WORK TO DO
Return every record below exactly as written, but leave out the pictures.

Extracted data entries:
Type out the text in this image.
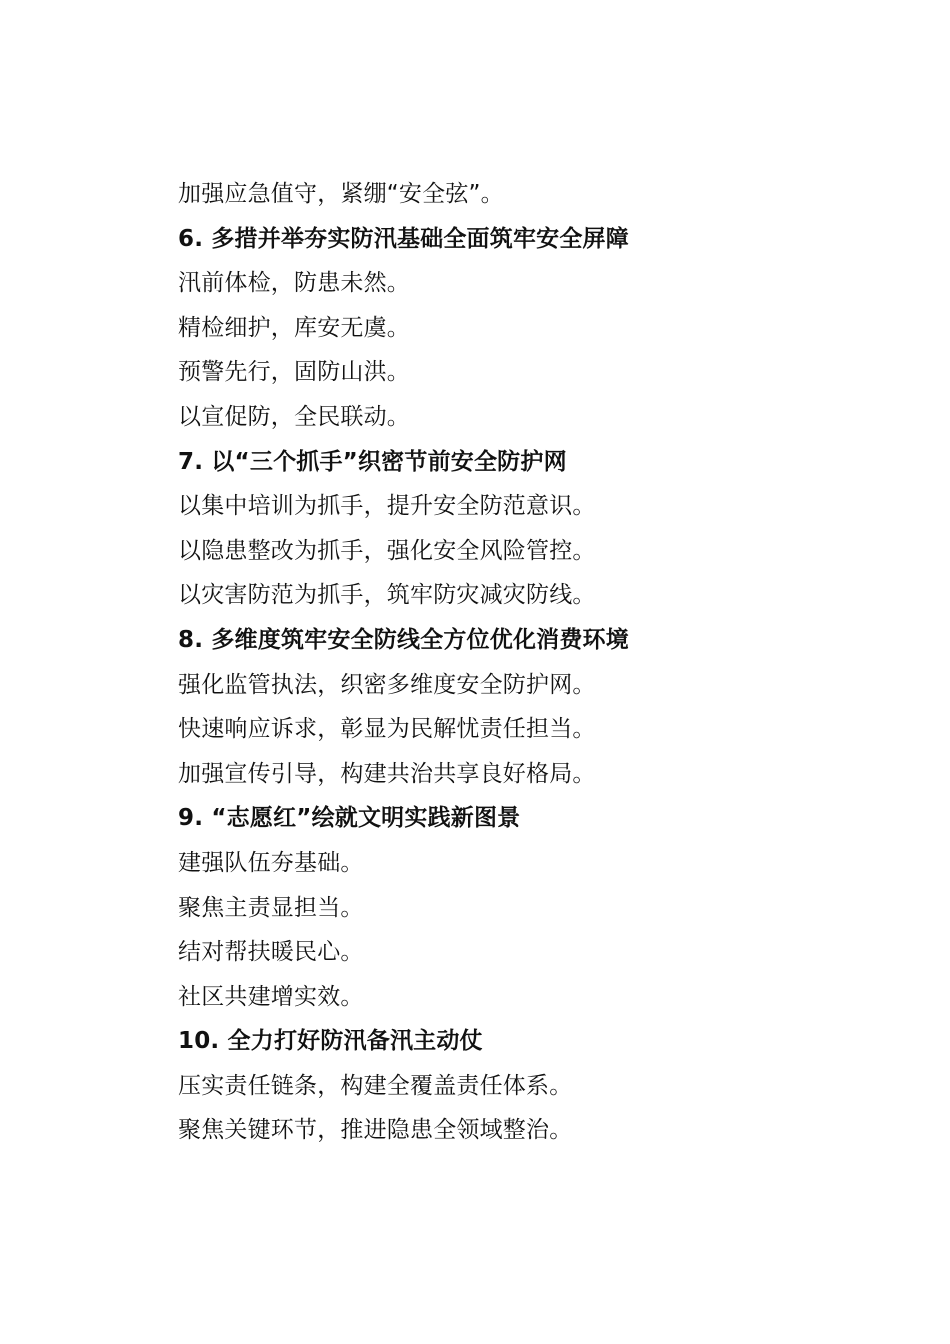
加强应急值守，紧绷“安全弦”。
6. 多措并举夯实防汛基础全面筑牢安全屏障
汛前体检，防患未然。
精检细护，库安无虞。
预警先行，固防山洪。
以宣促防，全民联动。
7. 以“三个抓手”织密节前安全防护网
以集中培训为抓手，提升安全防范意识。
以隐患整改为抓手，强化安全风险管控。
以灾害防范为抓手，筑牢防灾减灾防线。
8. 多维度筑牢安全防线全方位优化消费环境
强化监管执法，织密多维度安全防护网。
快速响应诉求，彰显为民解忧责任担当。
加强宣传引导，构建共治共享良好格局。
9. “志愿红”绘就文明实践新图景
建强队伍夯基础。
聚焦主责显担当。
结对帮扶暖民心。
社区共建增实效。
10. 全力打好防汛备汛主动仗
压实责任链条，构建全覆盖责任体系。
聚焦关键环节，推进隐患全领域整治。
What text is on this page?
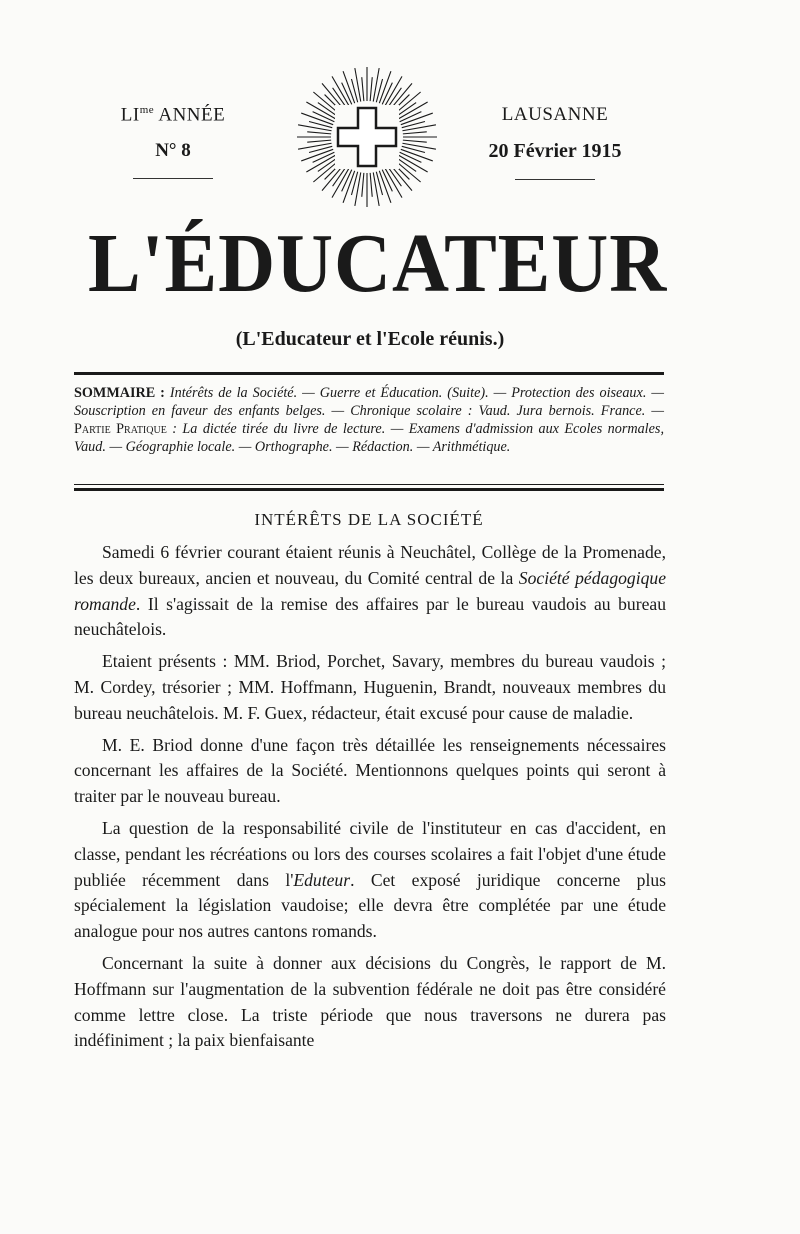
$LI^{me}$ ANNÉE
N° 8
LAUSANNE
20 Février 1915
L'ÉDUCATEUR
(L'Educateur et l'Ecole réunis.)
SOMMAIRE : Intérêts de la Société. — Guerre et Éducation. (Suite). — Protection des oiseaux. — Souscription en faveur des enfants belges. — Chronique scolaire : Vaud. Jura bernois. France. — Partie Pratique : La dictée tirée du livre de lecture. — Examens d'admission aux Ecoles normales, Vaud. — Géographie locale. — Orthographe. — Rédaction. — Arithmétique.
INTÉRÊTS DE LA SOCIÉTÉ

Samedi 6 février courant étaient réunis à Neuchâtel, Collège de la Promenade, les deux bureaux, ancien et nouveau, du Comité central de la Société pédagogique romande. Il s'agissait de la remise des affaires par le bureau vaudois au bureau neuchâtelois.

Etaient présents : MM. Briod, Porchet, Savary, membres du bureau vaudois ; M. Cordey, trésorier ; MM. Hoffmann, Huguenin, Brandt, nouveaux membres du bureau neuchâtelois. M. F. Guex, rédacteur, était excusé pour cause de maladie.

M. E. Briod donne d'une façon très détaillée les renseignements nécessaires concernant les affaires de la Société. Mentionnons quelques points qui seront à traiter par le nouveau bureau.

La question de la responsabilité civile de l'instituteur en cas d'accident, en classe, pendant les récréations ou lors des courses scolaires a fait l'objet d'une étude publiée récemment dans l'Eduteur. Cet exposé juridique concerne plus spécialement la législation vaudoise; elle devra être complétée par une étude analogue pour nos autres cantons romands.

Concernant la suite à donner aux décisions du Congrès, le rapport de M. Hoffmann sur l'augmentation de la subvention fédérale ne doit pas être considéré comme lettre close. La triste période que nous traversons ne durera pas indéfiniment ; la paix bienfaisante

RESPONSE TO THIS TASK
Type out the text in this image.
加强应急值守，紧绷“安全弦”。
6. 多措并举夯实防汛基础全面筑牢安全屏障
汛前体检，防患未然。
精检细护，库安无虞。
预警先行，固防山洪。
以宣促防，全民联动。
7. 以“三个抓手”织密节前安全防护网
以集中培训为抓手，提升安全防范意识。
以隐患整改为抓手，强化安全风险管控。
以灾害防范为抓手，筑牢防灾减灾防线。
8. 多维度筑牢安全防线全方位优化消费环境
强化监管执法，织密多维度安全防护网。
快速响应诉求，彰显为民解忧责任担当。
加强宣传引导，构建共治共享良好格局。
9. “志愿红”绘就文明实践新图景
建强队伍夯基础。
聚焦主责显担当。
结对帮扶暖民心。
社区共建增实效。
10. 全力打好防汛备汛主动仗
压实责任链条，构建全覆盖责任体系。
聚焦关键环节，推进隐患全领域整治。
What text is on this page?
$LI^{me}$ ANNÉE
N° 8
LAUSANNE
20 Février 1915
L'ÉDUCATEUR
(L'Educateur et l'Ecole réunis.)
SOMMAIRE : Intérêts de la Société. — Guerre et Éducation. (Suite). — Protection des oiseaux. — Souscription en faveur des enfants belges. — Chronique scolaire : Vaud. Jura bernois. France. — Partie Pratique : La dictée tirée du livre de lecture. — Examens d'admission aux Ecoles normales, Vaud. — Géographie locale. — Orthographe. — Rédaction. — Arithmétique.
INTÉRÊTS DE LA SOCIÉTÉ

Samedi 6 février courant étaient réunis à Neuchâtel, Collège de la Promenade, les deux bureaux, ancien et nouveau, du Comité central de la Société pédagogique romande. Il s'agissait de la remise des affaires par le bureau vaudois au bureau neuchâtelois.

Etaient présents : MM. Briod, Porchet, Savary, membres du bureau vaudois ; M. Cordey, trésorier ; MM. Hoffmann, Huguenin, Brandt, nouveaux membres du bureau neuchâtelois. M. F. Guex, rédacteur, était excusé pour cause de maladie.

M. E. Briod donne d'une façon très détaillée les renseignements nécessaires concernant les affaires de la Société. Mentionnons quelques points qui seront à traiter par le nouveau bureau.

La question de la responsabilité civile de l'instituteur en cas d'accident, en classe, pendant les récréations ou lors des courses scolaires a fait l'objet d'une étude publiée récemment dans l'Eduteur. Cet exposé juridique concerne plus spécialement la législation vaudoise; elle devra être complétée par une étude analogue pour nos autres cantons romands.

Concernant la suite à donner aux décisions du Congrès, le rapport de M. Hoffmann sur l'augmentation de la subvention fédérale ne doit pas être considéré comme lettre close. La triste période que nous traversons ne durera pas indéfiniment ; la paix bienfaisante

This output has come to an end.